Stated exercise:
Would you return all of this data exactly, leaving nothing out?

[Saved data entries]

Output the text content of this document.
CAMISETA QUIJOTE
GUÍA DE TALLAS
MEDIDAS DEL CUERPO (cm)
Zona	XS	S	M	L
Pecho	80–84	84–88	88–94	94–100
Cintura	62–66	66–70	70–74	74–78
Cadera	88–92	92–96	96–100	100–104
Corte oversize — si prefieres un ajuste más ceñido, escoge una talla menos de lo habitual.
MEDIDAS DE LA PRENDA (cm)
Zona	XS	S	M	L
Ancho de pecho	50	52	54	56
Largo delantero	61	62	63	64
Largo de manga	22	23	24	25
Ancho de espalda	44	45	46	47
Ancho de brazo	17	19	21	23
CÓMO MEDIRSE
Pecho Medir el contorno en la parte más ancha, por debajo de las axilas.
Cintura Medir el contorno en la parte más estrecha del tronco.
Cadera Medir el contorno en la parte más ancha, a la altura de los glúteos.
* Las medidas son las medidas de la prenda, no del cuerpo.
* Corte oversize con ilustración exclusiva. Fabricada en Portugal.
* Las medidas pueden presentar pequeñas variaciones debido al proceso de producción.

Correct answer:
Output the text content of this document.
CAMISETA QUIJOTE
GUÍA DE TALLAS
MEDIDAS DEL CUERPO (cm)
Zona	XS	S	M	L
Pecho	80–84	84–88	88–94	94–100
Cintura	62–66	66–70	70–74	74–78
Cadera	88–92	92–96	96–100	100–104
Corte oversize — si prefieres un ajuste más ceñido, escoge una talla menos de lo habitual.
MEDIDAS DE LA PRENDA (cm)
Zona	XS	S	M	L
Ancho de pecho	50	52	54	56
Largo delantero	61	62	63	64
Largo de manga	22	23	24	25
Ancho de espalda	44	45	46	47
Ancho de brazo	17	19	21	23
CÓMO MEDIRSE
Pecho Medir el contorno en la parte más ancha, por debajo de las axilas.
Cintura Medir el contorno en la parte más estrecha del tronco.
Cadera Medir el contorno en la parte más ancha, a la altura de los glúteos.
* Las medidas son las medidas de la prenda, no del cuerpo.
* Corte oversize con ilustración exclusiva. Fabricada en Portugal.
* Las medidas pueden presentar pequeñas variaciones debido al proceso de producción.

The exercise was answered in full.